Extracts from a graphics dataset
____________
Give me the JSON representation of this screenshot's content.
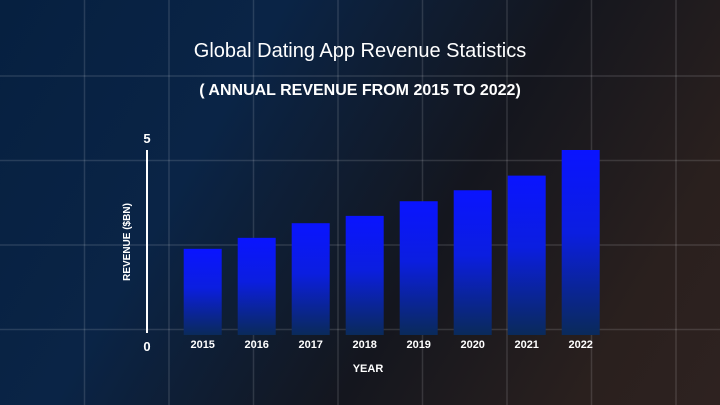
{
  "chart_data": {
    "type": "bar",
    "title": "Global Dating App Revenue Statistics",
    "subtitle": "( ANNUAL REVENUE FROM 2015 TO 2022)",
    "xlabel": "YEAR",
    "ylabel": "REVENUE ($BN)",
    "categories": [
      "2015",
      "2016",
      "2017",
      "2018",
      "2019",
      "2020",
      "2021",
      "2022"
    ],
    "values": [
      2.3,
      2.6,
      3.0,
      3.2,
      3.6,
      3.9,
      4.3,
      5.0
    ],
    "ylim": [
      0,
      5
    ],
    "yticks": [
      "0",
      "5"
    ],
    "grid": true,
    "colors": {
      "bar_top": "#0a14ff",
      "bar_bottom": "#0a2a5a",
      "text": "#ffffff"
    }
  }
}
____________
## STATED EXERCISE:
Go through the entries above and print each one exactly, minus the pictures.

## RESPONSE TO THE TASK:
Give me the JSON representation of this screenshot's content.
{
  "chart_data": {
    "type": "bar",
    "title": "Global Dating App Revenue Statistics",
    "subtitle": "( ANNUAL REVENUE FROM 2015 TO 2022)",
    "xlabel": "YEAR",
    "ylabel": "REVENUE ($BN)",
    "categories": [
      "2015",
      "2016",
      "2017",
      "2018",
      "2019",
      "2020",
      "2021",
      "2022"
    ],
    "values": [
      2.3,
      2.6,
      3.0,
      3.2,
      3.6,
      3.9,
      4.3,
      5.0
    ],
    "ylim": [
      0,
      5
    ],
    "yticks": [
      "0",
      "5"
    ],
    "grid": true,
    "colors": {
      "bar_top": "#0a14ff",
      "bar_bottom": "#0a2a5a",
      "text": "#ffffff"
    }
  }
}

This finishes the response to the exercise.